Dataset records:

_ _ _ _ _ _ _

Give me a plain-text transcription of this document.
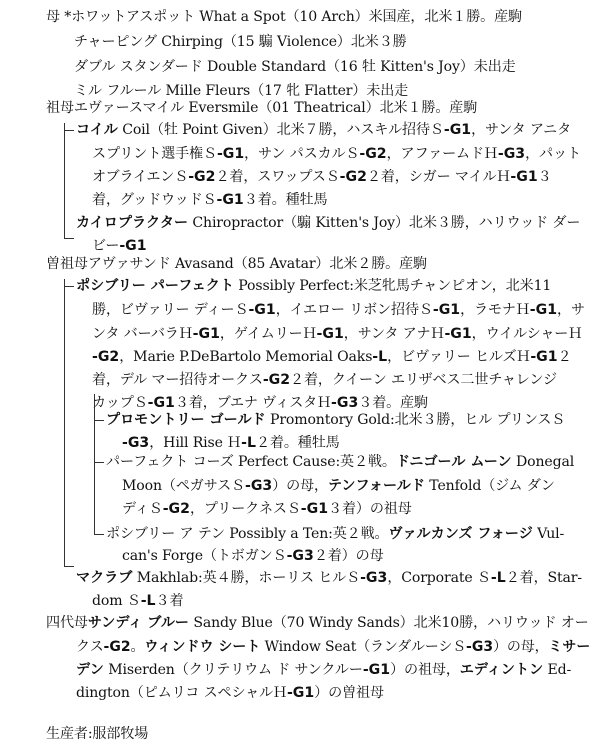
母 *ホワットアスポット What a Spot（10 Arch）米国産，北米１勝。産駒
チャーピング Chirping（15 騸 Violence）北米３勝
ダブル スタンダード Double Standard（16 牡 Kitten's Joy）未出走
ミル フルール Mille Fleurs（17 牝 Flatter）未出走
祖母エヴァースマイル Eversmile（01 Theatrical）北米１勝。産駒
コイル Coil（牡 Point Given）北米７勝，ハスキル招待Ｓ-G1，サンタ アニタ
スプリント選手権Ｓ-G1，サン パスカルＳ-G2，アファームドＨ-G3，パット
オブライエンＳ-G2２着，スワップスＳ-G2２着，シガー マイルＨ-G1３
着，グッドウッドＳ-G1３着。種牡馬
カイロプラクター Chiropractor（騸 Kitten's Joy）北米３勝，ハリウッド ダー
ビー-G1
曽祖母アヴァサンド Avasand（85 Avatar）北米２勝。産駒
ポシブリー パーフェクト Possibly Perfect:米芝牝馬チャンピオン，北米11
勝，ビヴァリー ディーＳ-G1，イエロー リボン招待Ｓ-G1，ラモナＨ-G1，サ
ンタ バーバラＨ-G1，ゲイムリーＨ-G1，サンタ アナＨ-G1，ウイルシャーＨ
-G2，Marie P.DeBartolo Memorial Oaks-L，ビヴァリー ヒルズＨ-G1２
着，デル マー招待オークス-G2２着，クイーン エリザベス二世チャレンジ
カップＳ-G1３着，ブエナ ヴィスタＨ-G3３着。産駒
プロモントリー ゴールド Promontory Gold:北米３勝，ヒル プリンスＳ
-G3，Hill Rise Ｈ-L２着。種牡馬
パーフェクト コーズ Perfect Cause:英２戦。ドニゴール ムーン Donegal
Moon（ペガサスＳ-G3）の母，テンフォールド Tenfold（ジム ダン
ディＳ-G2，プリークネスＳ-G1３着）の祖母
ポシブリー ア テン Possibly a Ten:英２戦。ヴァルカンズ フォージ Vul-
can's Forge（トボガンＳ-G3２着）の母
マクラブ Makhlab:英４勝，ホーリス ヒルＳ-G3，Corporate Ｓ-L２着，Star-
dom Ｓ-L３着
四代母サンディ ブルー Sandy Blue（70 Windy Sands）北米10勝，ハリウッド オー
クス-G2。ウィンドウ シート Window Seat（ランダルーシＳ-G3）の母，ミサー
デン Miserden（クリテリウム ド サンクルー-G1）の祖母，エディントン Ed-
dington（ピムリコ スペシャルＨ-G1）の曽祖母
生産者:服部牧場
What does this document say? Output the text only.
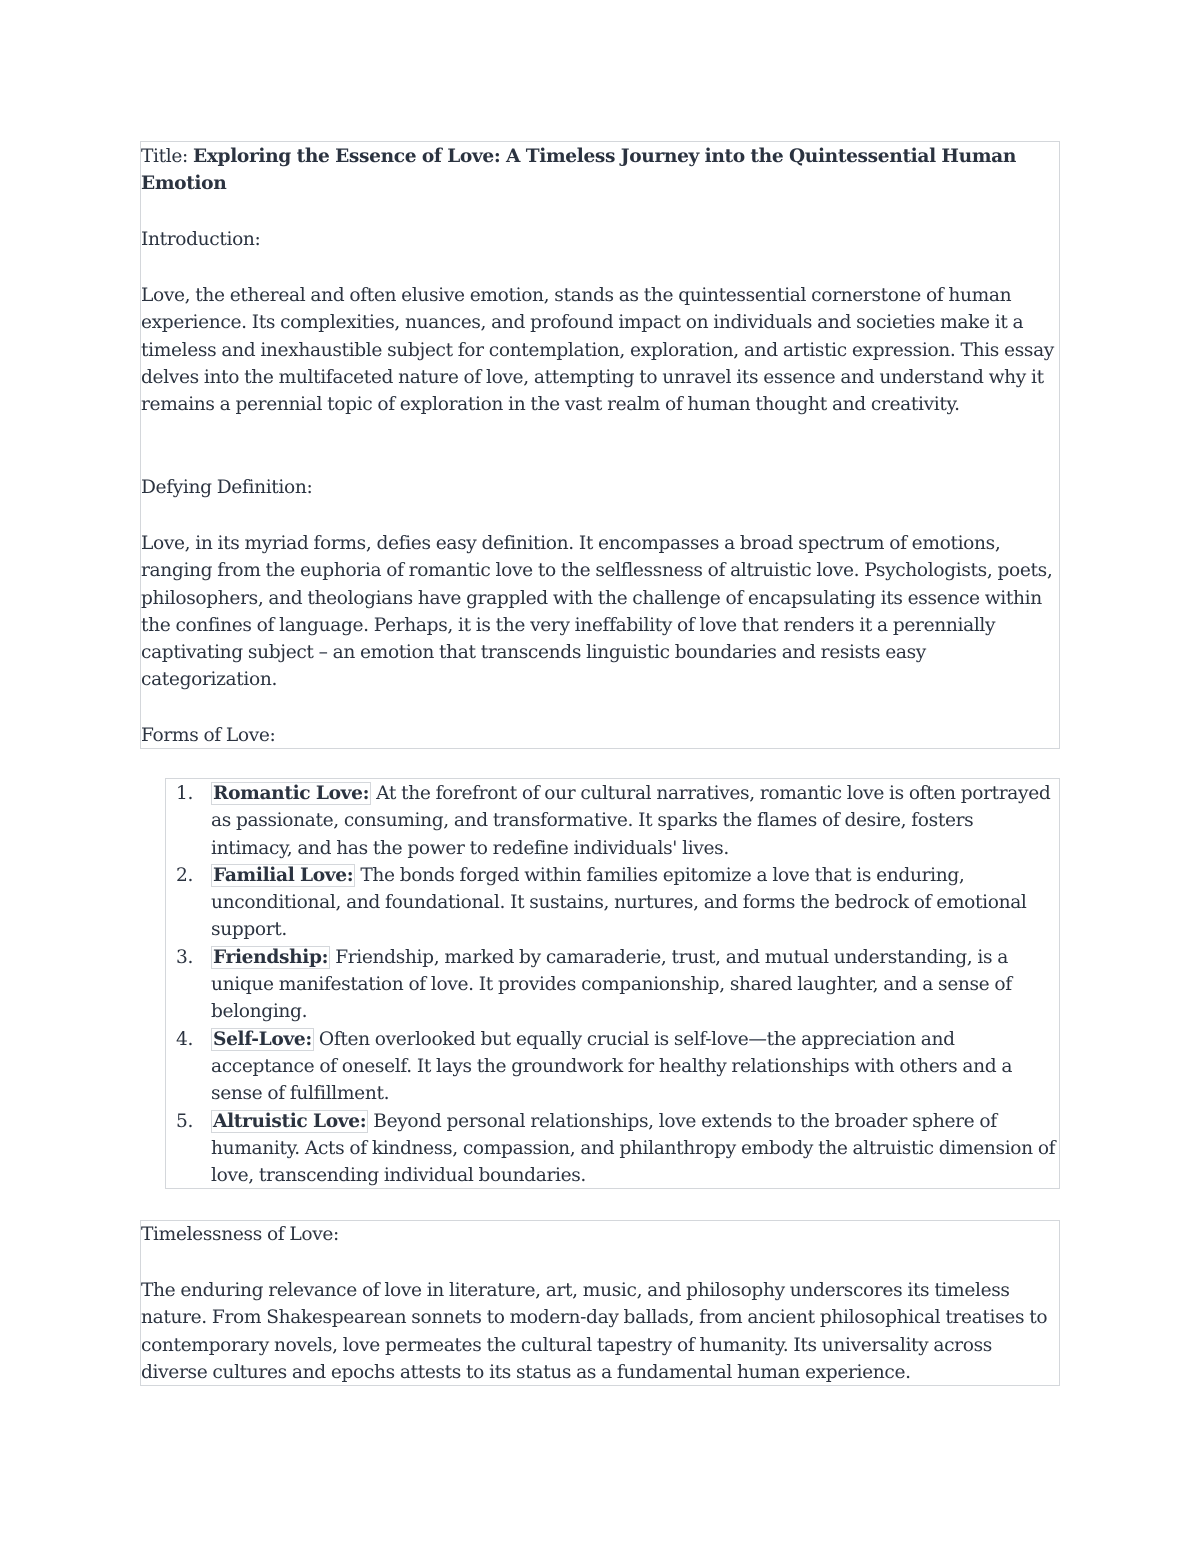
Title: Exploring the Essence of Love: A Timeless Journey into the Quintessential Human Emotion

Introduction:

Love, the ethereal and often elusive emotion, stands as the quintessential cornerstone of human experience. Its complexities, nuances, and profound impact on individuals and societies make it a timeless and inexhaustible subject for contemplation, exploration, and artistic expression. This essay delves into the multifaceted nature of love, attempting to unravel its essence and understand why it remains a perennial topic of exploration in the vast realm of human thought and creativity.

Defying Definition:

Love, in its myriad forms, defies easy definition. It encompasses a broad spectrum of emotions, ranging from the euphoria of romantic love to the selflessness of altruistic love. Psychologists, poets, philosophers, and theologians have grappled with the challenge of encapsulating its essence within the confines of language. Perhaps, it is the very ineffability of love that renders it a perennially captivating subject – an emotion that transcends linguistic boundaries and resists easy categorization.

Forms of Love:

1. Romantic Love: At the forefront of our cultural narratives, romantic love is often portrayed as passionate, consuming, and transformative. It sparks the flames of desire, fosters intimacy, and has the power to redefine individuals' lives.
2. Familial Love: The bonds forged within families epitomize a love that is enduring, unconditional, and foundational. It sustains, nurtures, and forms the bedrock of emotional support.
3. Friendship: Friendship, marked by camaraderie, trust, and mutual understanding, is a unique manifestation of love. It provides companionship, shared laughter, and a sense of belonging.
4. Self-Love: Often overlooked but equally crucial is self-love—the appreciation and acceptance of oneself. It lays the groundwork for healthy relationships with others and a sense of fulfillment.
5. Altruistic Love: Beyond personal relationships, love extends to the broader sphere of humanity. Acts of kindness, compassion, and philanthropy embody the altruistic dimension of love, transcending individual boundaries.

Timelessness of Love:

The enduring relevance of love in literature, art, music, and philosophy underscores its timeless nature. From Shakespearean sonnets to modern-day ballads, from ancient philosophical treatises to contemporary novels, love permeates the cultural tapestry of humanity. Its universality across diverse cultures and epochs attests to its status as a fundamental human experience.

_ _ _ _ _ _ _

- WHAT NEEDS TO BE DONE: Identify each line containing the string "Kitten" and copy it out.

- ANSWER FOR THE TASK:
ダブル スタンダード Double Standard（16 牡 Kitten's Joy）未出走
カイロプラクター Chiropractor（騸 Kitten's Joy）北米３勝，ハリウッド ダー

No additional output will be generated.